# Material for this exercise

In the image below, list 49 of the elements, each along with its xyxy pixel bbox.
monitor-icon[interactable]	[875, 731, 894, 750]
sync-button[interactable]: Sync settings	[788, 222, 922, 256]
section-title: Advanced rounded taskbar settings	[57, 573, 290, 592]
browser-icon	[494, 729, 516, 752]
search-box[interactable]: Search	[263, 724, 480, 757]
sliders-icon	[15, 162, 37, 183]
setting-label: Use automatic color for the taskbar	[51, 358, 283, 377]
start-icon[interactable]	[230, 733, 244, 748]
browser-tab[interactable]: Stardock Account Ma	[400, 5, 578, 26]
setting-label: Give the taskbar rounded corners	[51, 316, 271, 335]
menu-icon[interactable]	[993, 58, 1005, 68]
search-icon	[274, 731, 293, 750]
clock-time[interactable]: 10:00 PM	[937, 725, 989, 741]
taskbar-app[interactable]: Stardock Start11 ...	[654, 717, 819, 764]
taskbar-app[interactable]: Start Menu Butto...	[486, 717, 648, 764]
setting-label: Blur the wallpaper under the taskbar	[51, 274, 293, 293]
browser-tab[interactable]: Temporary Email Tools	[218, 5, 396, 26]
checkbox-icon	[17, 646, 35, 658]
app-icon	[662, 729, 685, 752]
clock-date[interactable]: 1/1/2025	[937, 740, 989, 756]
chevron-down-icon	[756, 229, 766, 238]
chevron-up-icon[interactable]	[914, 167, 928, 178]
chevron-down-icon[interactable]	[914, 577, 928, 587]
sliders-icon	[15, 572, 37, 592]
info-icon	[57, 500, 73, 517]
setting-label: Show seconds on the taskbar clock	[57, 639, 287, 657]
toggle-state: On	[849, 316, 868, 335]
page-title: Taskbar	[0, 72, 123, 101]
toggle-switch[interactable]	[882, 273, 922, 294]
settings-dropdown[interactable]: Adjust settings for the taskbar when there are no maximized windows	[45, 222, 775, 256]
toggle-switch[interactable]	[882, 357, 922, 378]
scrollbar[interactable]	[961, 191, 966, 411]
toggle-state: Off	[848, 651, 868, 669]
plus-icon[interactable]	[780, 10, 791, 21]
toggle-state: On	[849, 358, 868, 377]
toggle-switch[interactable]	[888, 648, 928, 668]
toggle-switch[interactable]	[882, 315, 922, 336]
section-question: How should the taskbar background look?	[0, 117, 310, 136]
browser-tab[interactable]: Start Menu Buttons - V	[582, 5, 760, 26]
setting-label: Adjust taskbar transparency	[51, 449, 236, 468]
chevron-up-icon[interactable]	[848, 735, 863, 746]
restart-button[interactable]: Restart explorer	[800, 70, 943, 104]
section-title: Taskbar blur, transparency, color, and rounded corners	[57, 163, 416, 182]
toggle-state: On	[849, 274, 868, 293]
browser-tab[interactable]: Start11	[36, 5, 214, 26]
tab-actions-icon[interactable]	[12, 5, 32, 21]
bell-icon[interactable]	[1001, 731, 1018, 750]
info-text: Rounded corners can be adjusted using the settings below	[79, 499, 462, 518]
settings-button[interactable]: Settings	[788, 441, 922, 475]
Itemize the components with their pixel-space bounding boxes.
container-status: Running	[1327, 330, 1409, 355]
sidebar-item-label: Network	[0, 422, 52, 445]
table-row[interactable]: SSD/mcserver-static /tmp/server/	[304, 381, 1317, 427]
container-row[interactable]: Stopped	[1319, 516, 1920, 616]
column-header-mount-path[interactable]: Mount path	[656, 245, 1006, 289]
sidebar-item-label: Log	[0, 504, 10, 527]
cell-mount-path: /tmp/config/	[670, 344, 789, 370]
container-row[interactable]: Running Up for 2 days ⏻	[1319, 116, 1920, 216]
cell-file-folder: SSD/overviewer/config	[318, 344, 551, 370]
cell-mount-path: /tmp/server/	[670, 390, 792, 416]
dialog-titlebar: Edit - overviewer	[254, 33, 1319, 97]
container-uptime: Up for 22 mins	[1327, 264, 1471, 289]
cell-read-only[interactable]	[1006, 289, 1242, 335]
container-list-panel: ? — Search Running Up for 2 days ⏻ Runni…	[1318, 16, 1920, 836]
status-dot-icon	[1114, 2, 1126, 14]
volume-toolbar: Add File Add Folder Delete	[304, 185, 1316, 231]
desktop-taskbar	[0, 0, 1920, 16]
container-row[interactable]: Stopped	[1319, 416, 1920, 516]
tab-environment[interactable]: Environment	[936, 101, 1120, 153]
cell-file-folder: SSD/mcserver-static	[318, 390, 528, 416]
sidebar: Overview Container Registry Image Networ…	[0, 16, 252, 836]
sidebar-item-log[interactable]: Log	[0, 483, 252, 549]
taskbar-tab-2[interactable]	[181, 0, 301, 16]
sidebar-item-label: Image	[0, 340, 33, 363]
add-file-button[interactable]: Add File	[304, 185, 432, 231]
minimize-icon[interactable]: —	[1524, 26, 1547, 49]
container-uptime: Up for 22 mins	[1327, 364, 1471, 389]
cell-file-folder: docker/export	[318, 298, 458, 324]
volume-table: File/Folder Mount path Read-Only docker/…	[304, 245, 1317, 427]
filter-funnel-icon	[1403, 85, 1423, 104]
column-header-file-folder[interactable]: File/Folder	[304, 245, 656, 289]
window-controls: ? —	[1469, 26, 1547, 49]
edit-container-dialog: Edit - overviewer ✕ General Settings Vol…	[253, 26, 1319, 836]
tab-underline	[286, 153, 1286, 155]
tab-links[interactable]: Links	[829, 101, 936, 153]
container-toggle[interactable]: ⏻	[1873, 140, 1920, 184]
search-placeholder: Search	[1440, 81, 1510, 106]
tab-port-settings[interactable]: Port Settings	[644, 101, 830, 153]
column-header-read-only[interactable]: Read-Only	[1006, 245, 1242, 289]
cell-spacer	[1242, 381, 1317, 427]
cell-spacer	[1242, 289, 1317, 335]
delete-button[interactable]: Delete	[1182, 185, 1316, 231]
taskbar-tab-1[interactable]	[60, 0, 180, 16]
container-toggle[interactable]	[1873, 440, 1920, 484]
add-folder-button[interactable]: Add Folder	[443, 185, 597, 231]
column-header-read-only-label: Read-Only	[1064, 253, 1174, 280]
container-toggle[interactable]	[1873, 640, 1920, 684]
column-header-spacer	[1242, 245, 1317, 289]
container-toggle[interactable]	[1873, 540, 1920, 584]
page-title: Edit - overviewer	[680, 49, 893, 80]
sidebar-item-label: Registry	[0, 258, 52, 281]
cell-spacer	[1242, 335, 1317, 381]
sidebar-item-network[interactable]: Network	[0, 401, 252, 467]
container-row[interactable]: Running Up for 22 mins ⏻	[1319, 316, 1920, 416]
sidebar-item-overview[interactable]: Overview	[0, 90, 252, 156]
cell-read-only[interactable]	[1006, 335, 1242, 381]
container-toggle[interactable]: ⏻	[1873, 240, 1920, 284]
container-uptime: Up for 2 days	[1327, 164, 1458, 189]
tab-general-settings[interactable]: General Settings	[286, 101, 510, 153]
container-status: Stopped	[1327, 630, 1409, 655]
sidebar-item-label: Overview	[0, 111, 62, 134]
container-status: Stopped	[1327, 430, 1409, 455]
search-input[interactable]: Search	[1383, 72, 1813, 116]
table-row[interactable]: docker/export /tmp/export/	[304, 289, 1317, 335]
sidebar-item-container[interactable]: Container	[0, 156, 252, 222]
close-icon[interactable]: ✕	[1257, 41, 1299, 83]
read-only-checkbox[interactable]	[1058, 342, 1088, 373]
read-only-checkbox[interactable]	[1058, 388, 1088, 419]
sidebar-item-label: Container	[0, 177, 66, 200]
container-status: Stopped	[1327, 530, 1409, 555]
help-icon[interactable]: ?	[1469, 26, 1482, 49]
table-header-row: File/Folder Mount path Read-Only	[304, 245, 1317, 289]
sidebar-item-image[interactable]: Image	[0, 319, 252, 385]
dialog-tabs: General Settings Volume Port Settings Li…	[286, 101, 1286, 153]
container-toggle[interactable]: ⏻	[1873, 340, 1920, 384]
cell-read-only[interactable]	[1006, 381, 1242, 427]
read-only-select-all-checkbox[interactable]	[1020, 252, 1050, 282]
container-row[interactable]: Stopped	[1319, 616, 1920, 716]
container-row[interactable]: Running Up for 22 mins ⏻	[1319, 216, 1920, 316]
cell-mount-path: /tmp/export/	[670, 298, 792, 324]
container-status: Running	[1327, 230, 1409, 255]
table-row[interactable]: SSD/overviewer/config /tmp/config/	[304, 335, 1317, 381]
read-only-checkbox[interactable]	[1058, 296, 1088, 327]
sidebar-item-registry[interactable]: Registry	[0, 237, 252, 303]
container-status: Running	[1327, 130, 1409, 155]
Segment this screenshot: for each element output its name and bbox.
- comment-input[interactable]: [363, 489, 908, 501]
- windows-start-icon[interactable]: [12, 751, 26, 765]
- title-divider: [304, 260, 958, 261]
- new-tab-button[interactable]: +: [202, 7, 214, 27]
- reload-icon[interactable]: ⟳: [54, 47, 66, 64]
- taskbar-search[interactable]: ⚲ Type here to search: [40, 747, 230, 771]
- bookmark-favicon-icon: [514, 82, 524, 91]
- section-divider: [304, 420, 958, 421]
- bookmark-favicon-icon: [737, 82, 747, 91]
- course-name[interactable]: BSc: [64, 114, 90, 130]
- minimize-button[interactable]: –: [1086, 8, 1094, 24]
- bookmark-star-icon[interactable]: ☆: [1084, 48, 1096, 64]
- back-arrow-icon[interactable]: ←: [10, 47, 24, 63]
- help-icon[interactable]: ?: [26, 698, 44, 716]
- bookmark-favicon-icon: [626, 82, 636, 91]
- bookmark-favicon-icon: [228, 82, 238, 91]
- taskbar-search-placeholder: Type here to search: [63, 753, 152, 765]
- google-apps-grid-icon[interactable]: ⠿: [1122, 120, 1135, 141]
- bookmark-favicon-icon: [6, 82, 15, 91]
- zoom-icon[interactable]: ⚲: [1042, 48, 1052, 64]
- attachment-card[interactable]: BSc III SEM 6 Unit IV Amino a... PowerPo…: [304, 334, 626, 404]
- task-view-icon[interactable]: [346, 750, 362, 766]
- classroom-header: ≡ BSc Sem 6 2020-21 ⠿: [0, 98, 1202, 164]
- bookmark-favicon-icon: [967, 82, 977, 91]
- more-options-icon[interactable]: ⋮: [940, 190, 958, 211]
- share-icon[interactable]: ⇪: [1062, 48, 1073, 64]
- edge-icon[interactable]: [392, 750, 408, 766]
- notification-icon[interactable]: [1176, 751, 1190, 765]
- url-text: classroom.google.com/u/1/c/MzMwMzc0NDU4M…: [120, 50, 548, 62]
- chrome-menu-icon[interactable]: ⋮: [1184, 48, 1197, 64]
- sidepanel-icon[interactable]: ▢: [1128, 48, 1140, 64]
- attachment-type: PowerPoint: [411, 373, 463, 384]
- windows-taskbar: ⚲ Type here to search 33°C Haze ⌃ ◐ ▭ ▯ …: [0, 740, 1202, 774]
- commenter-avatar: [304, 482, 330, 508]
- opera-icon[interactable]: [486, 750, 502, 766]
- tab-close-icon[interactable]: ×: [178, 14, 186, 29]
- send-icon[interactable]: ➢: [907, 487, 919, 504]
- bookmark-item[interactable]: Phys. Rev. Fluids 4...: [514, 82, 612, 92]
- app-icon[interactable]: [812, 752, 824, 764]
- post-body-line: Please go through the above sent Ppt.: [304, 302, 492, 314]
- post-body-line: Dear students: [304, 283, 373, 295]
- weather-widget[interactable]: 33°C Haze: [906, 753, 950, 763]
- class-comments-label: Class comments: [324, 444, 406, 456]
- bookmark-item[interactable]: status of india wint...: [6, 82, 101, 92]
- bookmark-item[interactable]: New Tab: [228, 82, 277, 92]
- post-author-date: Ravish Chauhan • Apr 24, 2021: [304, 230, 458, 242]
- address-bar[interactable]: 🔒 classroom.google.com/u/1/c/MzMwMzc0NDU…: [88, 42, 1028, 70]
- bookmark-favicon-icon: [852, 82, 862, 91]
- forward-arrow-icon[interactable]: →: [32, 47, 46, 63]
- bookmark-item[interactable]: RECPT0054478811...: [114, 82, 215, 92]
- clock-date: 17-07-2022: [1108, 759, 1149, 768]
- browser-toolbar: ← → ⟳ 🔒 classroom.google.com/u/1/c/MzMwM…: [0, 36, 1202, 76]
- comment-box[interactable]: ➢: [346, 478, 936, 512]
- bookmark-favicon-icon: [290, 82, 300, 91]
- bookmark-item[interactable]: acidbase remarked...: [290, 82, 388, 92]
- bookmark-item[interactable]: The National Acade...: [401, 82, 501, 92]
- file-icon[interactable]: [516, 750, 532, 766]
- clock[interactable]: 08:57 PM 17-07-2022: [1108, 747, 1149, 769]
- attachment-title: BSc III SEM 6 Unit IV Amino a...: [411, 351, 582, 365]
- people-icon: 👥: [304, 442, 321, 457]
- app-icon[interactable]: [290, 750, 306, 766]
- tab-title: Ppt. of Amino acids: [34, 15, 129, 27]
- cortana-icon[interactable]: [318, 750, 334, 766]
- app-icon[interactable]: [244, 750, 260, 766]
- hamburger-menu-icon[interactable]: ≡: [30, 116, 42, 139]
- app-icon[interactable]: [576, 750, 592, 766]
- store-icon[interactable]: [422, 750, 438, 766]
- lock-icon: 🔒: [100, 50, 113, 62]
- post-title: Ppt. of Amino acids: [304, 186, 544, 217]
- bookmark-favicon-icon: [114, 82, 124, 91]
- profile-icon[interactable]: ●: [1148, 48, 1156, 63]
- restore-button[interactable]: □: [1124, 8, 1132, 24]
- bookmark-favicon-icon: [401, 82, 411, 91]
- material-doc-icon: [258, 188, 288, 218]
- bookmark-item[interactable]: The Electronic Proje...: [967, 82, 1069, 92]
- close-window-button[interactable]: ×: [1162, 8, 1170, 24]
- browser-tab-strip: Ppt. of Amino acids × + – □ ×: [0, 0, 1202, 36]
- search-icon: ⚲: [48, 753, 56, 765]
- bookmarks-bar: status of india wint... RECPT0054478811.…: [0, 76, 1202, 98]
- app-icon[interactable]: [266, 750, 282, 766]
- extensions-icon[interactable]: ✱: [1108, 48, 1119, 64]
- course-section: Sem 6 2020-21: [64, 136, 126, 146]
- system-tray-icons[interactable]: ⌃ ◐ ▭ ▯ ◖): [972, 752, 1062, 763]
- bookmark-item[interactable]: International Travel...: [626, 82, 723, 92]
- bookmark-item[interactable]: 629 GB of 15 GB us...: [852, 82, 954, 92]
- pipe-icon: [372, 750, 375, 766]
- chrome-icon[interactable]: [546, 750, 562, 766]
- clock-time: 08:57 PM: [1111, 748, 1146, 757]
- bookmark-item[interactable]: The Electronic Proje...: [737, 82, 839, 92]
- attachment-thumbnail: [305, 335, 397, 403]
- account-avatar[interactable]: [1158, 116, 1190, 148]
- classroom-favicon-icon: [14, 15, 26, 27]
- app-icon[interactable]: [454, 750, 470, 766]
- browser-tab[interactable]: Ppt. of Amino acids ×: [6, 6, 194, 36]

# Set exercise
Pull out every line of the entries above that contains the string "attachment". Match case, so a capitalized form doesn't count.

# Result
- attachment-card[interactable]: BSc III SEM 6 Unit IV Amino a... PowerPo…: [304, 334, 626, 404]
- attachment-type: PowerPoint: [411, 373, 463, 384]
- attachment-title: BSc III SEM 6 Unit IV Amino a...: [411, 351, 582, 365]
- attachment-thumbnail: [305, 335, 397, 403]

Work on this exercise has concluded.